_Instructions to follow_. Render the lines of the entries below as a JSON list of strings, one string per line and no blank lines, starting at the line that contains "section-heading: [116, 695, 836, 729]" and ending at the line that contains "running-header-title: WHKJ大学本科毕业论文: [354, 96, 596, 120]", with both of those lines included.

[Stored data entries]

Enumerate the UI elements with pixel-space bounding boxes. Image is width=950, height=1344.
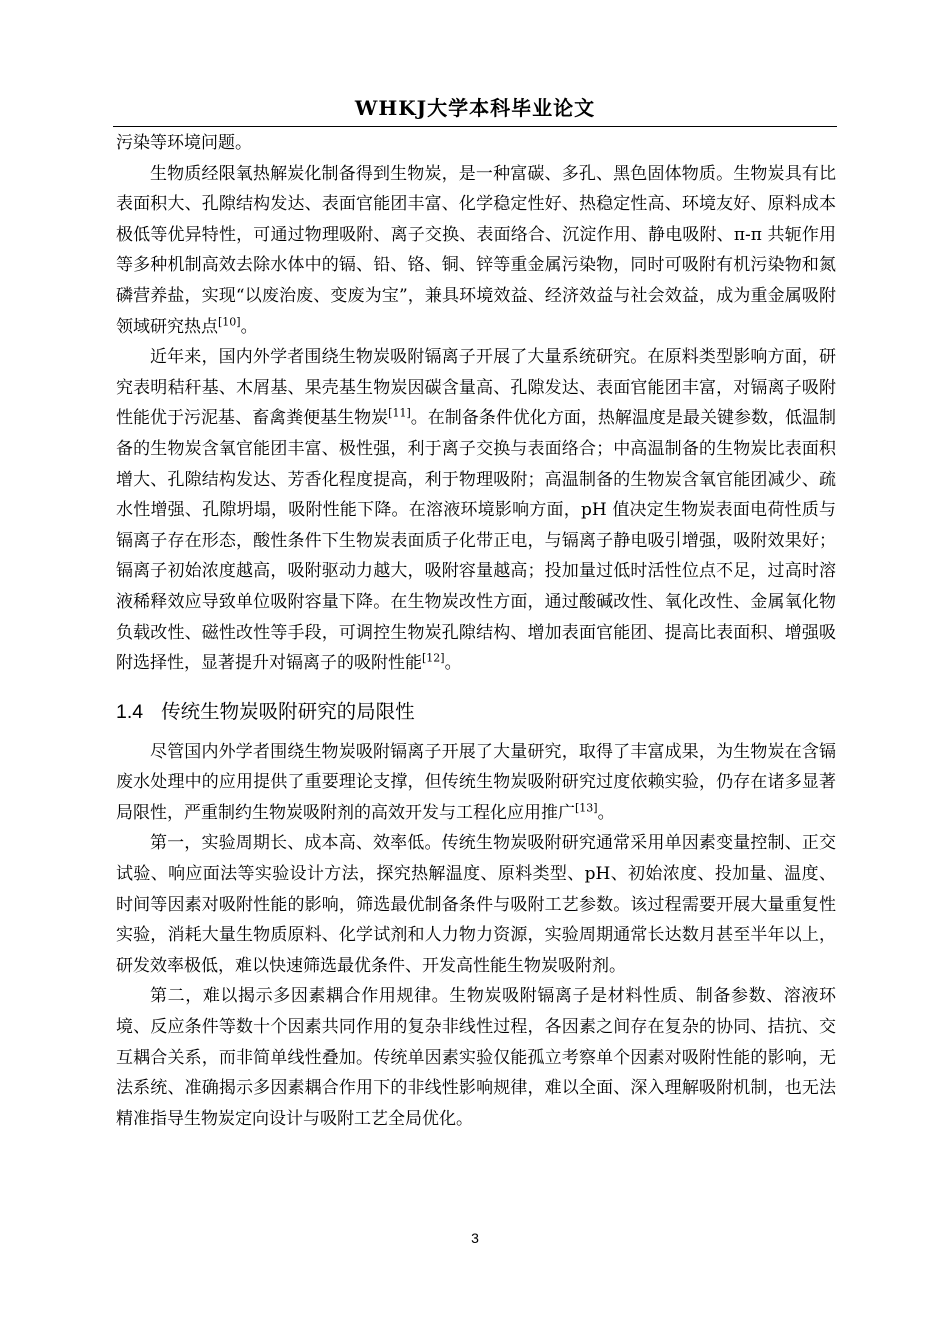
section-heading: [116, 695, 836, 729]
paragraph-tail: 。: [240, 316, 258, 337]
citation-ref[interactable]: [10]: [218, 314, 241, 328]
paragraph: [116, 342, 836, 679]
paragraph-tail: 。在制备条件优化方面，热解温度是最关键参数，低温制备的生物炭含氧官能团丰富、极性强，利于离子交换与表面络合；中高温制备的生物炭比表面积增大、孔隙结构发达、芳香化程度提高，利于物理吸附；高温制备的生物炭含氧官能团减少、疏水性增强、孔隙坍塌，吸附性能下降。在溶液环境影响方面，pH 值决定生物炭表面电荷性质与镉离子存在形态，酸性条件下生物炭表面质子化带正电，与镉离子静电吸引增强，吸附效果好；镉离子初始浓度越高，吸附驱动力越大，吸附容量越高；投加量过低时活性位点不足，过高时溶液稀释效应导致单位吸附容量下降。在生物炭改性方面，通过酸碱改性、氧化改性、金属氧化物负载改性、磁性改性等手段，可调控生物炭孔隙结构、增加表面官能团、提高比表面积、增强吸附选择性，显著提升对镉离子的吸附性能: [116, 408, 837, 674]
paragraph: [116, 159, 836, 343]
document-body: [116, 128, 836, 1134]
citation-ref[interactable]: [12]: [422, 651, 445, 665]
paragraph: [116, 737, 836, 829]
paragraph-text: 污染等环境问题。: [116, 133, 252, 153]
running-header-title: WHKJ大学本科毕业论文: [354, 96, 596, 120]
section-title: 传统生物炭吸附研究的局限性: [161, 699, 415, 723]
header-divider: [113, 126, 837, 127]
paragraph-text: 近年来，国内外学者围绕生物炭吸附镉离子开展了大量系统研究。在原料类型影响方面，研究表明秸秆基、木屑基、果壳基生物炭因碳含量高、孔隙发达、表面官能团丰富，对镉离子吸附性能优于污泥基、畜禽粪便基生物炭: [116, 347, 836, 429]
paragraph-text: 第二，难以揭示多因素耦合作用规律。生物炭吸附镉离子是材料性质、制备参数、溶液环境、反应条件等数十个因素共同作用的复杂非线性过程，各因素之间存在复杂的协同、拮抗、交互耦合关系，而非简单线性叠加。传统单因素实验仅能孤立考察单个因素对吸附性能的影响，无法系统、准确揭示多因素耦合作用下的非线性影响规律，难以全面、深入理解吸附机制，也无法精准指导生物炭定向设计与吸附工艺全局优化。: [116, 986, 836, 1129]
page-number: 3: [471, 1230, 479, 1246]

_Response_.
[
  "section-heading: [116, 695, 836, 729]",
  "paragraph-tail: 。: [240, 316, 258, 337]",
  "citation-ref[interactable]: [10]: [218, 314, 241, 328]",
  "paragraph: [116, 342, 836, 679]",
  "paragraph-tail: 。在制备条件优化方面，热解温度是最关键参数，低温制备的生物炭含氧官能团丰富、极性强，利于离子交换与表面络合；中高温制备的生物炭比表面积增大、孔隙结构发达、芳香化程度提高，利于物理吸附；高温制备的生物炭含氧官能团减少、疏水性增强、孔隙坍塌，吸附性能下降。在溶液环境影响方面，pH 值决定生物炭表面电荷性质与镉离子存在形态，酸性条件下生物炭表面质子化带正电，与镉离子静电吸引增强，吸附效果好；镉离子初始浓度越高，吸附驱动力越大，吸附容量越高；投加量过低时活性位点不足，过高时溶液稀释效应导致单位吸附容量下降。在生物炭改性方面，通过酸碱改性、氧化改性、金属氧化物负载改性、磁性改性等手段，可调控生物炭孔隙结构、增加表面官能团、提高比表面积、增强吸附选择性，显著提升对镉离子的吸附性能: [116, 408, 837, 674]",
  "paragraph: [116, 159, 836, 343]",
  "document-body: [116, 128, 836, 1134]",
  "citation-ref[interactable]: [12]: [422, 651, 445, 665]",
  "paragraph: [116, 737, 836, 829]",
  "paragraph-text: 污染等环境问题。: [116, 133, 252, 153]",
  "running-header-title: WHKJ大学本科毕业论文: [354, 96, 596, 120]"
]